--- Dataset records ---

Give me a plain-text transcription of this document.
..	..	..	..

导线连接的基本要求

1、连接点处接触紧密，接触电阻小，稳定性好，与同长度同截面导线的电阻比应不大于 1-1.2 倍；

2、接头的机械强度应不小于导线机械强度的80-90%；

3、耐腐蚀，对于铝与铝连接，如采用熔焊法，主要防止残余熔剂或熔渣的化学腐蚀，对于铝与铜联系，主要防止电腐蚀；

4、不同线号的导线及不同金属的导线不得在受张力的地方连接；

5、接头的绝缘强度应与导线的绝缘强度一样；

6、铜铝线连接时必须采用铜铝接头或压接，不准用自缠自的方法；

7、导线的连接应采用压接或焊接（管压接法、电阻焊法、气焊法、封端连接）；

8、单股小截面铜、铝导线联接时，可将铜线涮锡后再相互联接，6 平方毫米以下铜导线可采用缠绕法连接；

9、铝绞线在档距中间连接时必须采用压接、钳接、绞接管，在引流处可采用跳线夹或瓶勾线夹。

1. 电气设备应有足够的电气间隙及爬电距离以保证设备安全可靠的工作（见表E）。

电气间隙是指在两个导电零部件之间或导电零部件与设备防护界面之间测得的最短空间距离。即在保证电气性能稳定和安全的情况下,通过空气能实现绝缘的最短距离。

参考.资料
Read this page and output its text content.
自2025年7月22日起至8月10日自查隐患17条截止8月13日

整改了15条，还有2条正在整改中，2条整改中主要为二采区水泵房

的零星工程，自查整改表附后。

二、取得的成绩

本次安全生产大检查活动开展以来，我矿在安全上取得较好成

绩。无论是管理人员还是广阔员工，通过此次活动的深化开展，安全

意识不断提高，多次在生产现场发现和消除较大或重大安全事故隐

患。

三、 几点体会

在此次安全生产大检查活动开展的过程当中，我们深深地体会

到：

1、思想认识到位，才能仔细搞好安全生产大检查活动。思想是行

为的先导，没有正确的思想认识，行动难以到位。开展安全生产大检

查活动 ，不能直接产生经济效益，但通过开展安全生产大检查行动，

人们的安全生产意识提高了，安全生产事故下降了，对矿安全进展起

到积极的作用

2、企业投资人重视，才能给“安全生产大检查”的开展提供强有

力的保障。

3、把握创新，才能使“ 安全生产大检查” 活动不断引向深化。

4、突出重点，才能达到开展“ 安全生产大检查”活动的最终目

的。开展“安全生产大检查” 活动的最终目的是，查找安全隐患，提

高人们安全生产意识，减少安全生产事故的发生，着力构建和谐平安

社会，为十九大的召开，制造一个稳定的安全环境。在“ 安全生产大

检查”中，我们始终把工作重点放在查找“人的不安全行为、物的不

---

— Do this —
Extract the full listing above without alteration.

— Task output —
Give me a plain-text transcription of this document.
..	..	..	..

导线连接的基本要求

1、连接点处接触紧密，接触电阻小，稳定性好，与同长度同截面导线的电阻比应不大于 1-1.2 倍；

2、接头的机械强度应不小于导线机械强度的80-90%；

3、耐腐蚀，对于铝与铝连接，如采用熔焊法，主要防止残余熔剂或熔渣的化学腐蚀，对于铝与铜联系，主要防止电腐蚀；

4、不同线号的导线及不同金属的导线不得在受张力的地方连接；

5、接头的绝缘强度应与导线的绝缘强度一样；

6、铜铝线连接时必须采用铜铝接头或压接，不准用自缠自的方法；

7、导线的连接应采用压接或焊接（管压接法、电阻焊法、气焊法、封端连接）；

8、单股小截面铜、铝导线联接时，可将铜线涮锡后再相互联接，6 平方毫米以下铜导线可采用缠绕法连接；

9、铝绞线在档距中间连接时必须采用压接、钳接、绞接管，在引流处可采用跳线夹或瓶勾线夹。

1. 电气设备应有足够的电气间隙及爬电距离以保证设备安全可靠的工作（见表E）。

电气间隙是指在两个导电零部件之间或导电零部件与设备防护界面之间测得的最短空间距离。即在保证电气性能稳定和安全的情况下,通过空气能实现绝缘的最短距离。

参考.资料
Read this page and output its text content.
自2025年7月22日起至8月10日自查隐患17条截止8月13日

整改了15条，还有2条正在整改中，2条整改中主要为二采区水泵房

的零星工程，自查整改表附后。

二、取得的成绩

本次安全生产大检查活动开展以来，我矿在安全上取得较好成

绩。无论是管理人员还是广阔员工，通过此次活动的深化开展，安全

意识不断提高，多次在生产现场发现和消除较大或重大安全事故隐

患。

三、 几点体会

在此次安全生产大检查活动开展的过程当中，我们深深地体会

到：

1、思想认识到位，才能仔细搞好安全生产大检查活动。思想是行

为的先导，没有正确的思想认识，行动难以到位。开展安全生产大检

查活动 ，不能直接产生经济效益，但通过开展安全生产大检查行动，

人们的安全生产意识提高了，安全生产事故下降了，对矿安全进展起

到积极的作用

2、企业投资人重视，才能给“安全生产大检查”的开展提供强有

力的保障。

3、把握创新，才能使“ 安全生产大检查” 活动不断引向深化。

4、突出重点，才能达到开展“ 安全生产大检查”活动的最终目

的。开展“安全生产大检查” 活动的最终目的是，查找安全隐患，提

高人们安全生产意识，减少安全生产事故的发生，着力构建和谐平安

社会，为十九大的召开，制造一个稳定的安全环境。在“ 安全生产大

检查”中，我们始终把工作重点放在查找“人的不安全行为、物的不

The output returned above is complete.